- **Stated task**: Each line below should be retyped exactly, with no pictures.

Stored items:
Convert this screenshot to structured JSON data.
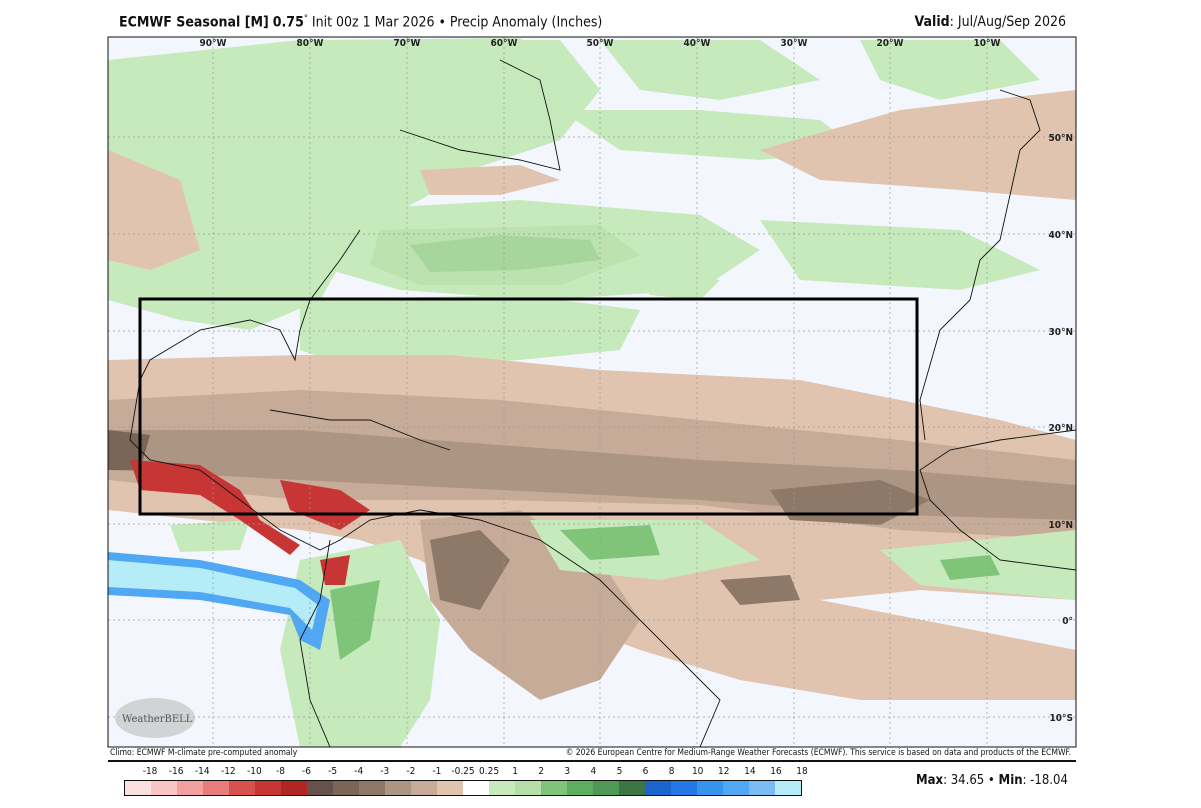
{
  "header": {
    "model": "ECMWF Seasonal [M]",
    "resolution": "0.75",
    "degree": "°",
    "init": "Init 00z 1 Mar 2026",
    "bullet": "•",
    "field": "Precip Anomaly (Inches)",
    "valid_label": "Valid",
    "valid_value": ": Jul/Aug/Sep 2026"
  },
  "map": {
    "longitude_labels": [
      "90°W",
      "80°W",
      "70°W",
      "60°W",
      "50°W",
      "40°W",
      "30°W",
      "20°W",
      "10°W"
    ],
    "latitude_labels": [
      "50°N",
      "40°N",
      "30°N",
      "20°N",
      "10°N",
      "0°",
      "10°S"
    ],
    "logo_text": "WeatherBELL",
    "colors": {
      "background": "#f3f7fd",
      "box": "#000000"
    }
  },
  "footer": {
    "climo": "Climo: ECMWF M-climate pre-computed anomaly",
    "copyright": "© 2026 European Centre for Medium-Range Weather Forecasts (ECMWF). This service is based on data and products of the ECMWF."
  },
  "colorbar": {
    "labels": [
      "-18",
      "-16",
      "-14",
      "-12",
      "-10",
      "-8",
      "-6",
      "-5",
      "-4",
      "-3",
      "-2",
      "-1",
      "-0.25",
      "0.25",
      "1",
      "2",
      "3",
      "4",
      "5",
      "6",
      "8",
      "10",
      "12",
      "14",
      "16",
      "18"
    ],
    "colors": [
      "#fbe0e0",
      "#f9c4c4",
      "#f2a0a0",
      "#e87c7c",
      "#d85050",
      "#c83535",
      "#b22525",
      "#65524a",
      "#7b6558",
      "#8e7868",
      "#ad9583",
      "#c6ab98",
      "#e0c4b0",
      "#ffffff",
      "#c7eabd",
      "#b6dea9",
      "#80c47a",
      "#5cae60",
      "#4e9a55",
      "#3f7545",
      "#1a64cc",
      "#2676e6",
      "#3594ee",
      "#50a8f5",
      "#7bbcf7",
      "#b4ecf8"
    ]
  },
  "stats": {
    "max_label": "Max",
    "max_value": ": 34.65",
    "sep": " • ",
    "min_label": "Min",
    "min_value": ": -18.04"
  }
}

- **Exercise output**:
Convert this screenshot to structured JSON data.
{
  "header": {
    "model": "ECMWF Seasonal [M]",
    "resolution": "0.75",
    "degree": "°",
    "init": "Init 00z 1 Mar 2026",
    "bullet": "•",
    "field": "Precip Anomaly (Inches)",
    "valid_label": "Valid",
    "valid_value": ": Jul/Aug/Sep 2026"
  },
  "map": {
    "longitude_labels": [
      "90°W",
      "80°W",
      "70°W",
      "60°W",
      "50°W",
      "40°W",
      "30°W",
      "20°W",
      "10°W"
    ],
    "latitude_labels": [
      "50°N",
      "40°N",
      "30°N",
      "20°N",
      "10°N",
      "0°",
      "10°S"
    ],
    "logo_text": "WeatherBELL",
    "colors": {
      "background": "#f3f7fd",
      "box": "#000000"
    }
  },
  "footer": {
    "climo": "Climo: ECMWF M-climate pre-computed anomaly",
    "copyright": "© 2026 European Centre for Medium-Range Weather Forecasts (ECMWF). This service is based on data and products of the ECMWF."
  },
  "colorbar": {
    "labels": [
      "-18",
      "-16",
      "-14",
      "-12",
      "-10",
      "-8",
      "-6",
      "-5",
      "-4",
      "-3",
      "-2",
      "-1",
      "-0.25",
      "0.25",
      "1",
      "2",
      "3",
      "4",
      "5",
      "6",
      "8",
      "10",
      "12",
      "14",
      "16",
      "18"
    ],
    "colors": [
      "#fbe0e0",
      "#f9c4c4",
      "#f2a0a0",
      "#e87c7c",
      "#d85050",
      "#c83535",
      "#b22525",
      "#65524a",
      "#7b6558",
      "#8e7868",
      "#ad9583",
      "#c6ab98",
      "#e0c4b0",
      "#ffffff",
      "#c7eabd",
      "#b6dea9",
      "#80c47a",
      "#5cae60",
      "#4e9a55",
      "#3f7545",
      "#1a64cc",
      "#2676e6",
      "#3594ee",
      "#50a8f5",
      "#7bbcf7",
      "#b4ecf8"
    ]
  },
  "stats": {
    "max_label": "Max",
    "max_value": ": 34.65",
    "sep": " • ",
    "min_label": "Min",
    "min_value": ": -18.04"
  }
}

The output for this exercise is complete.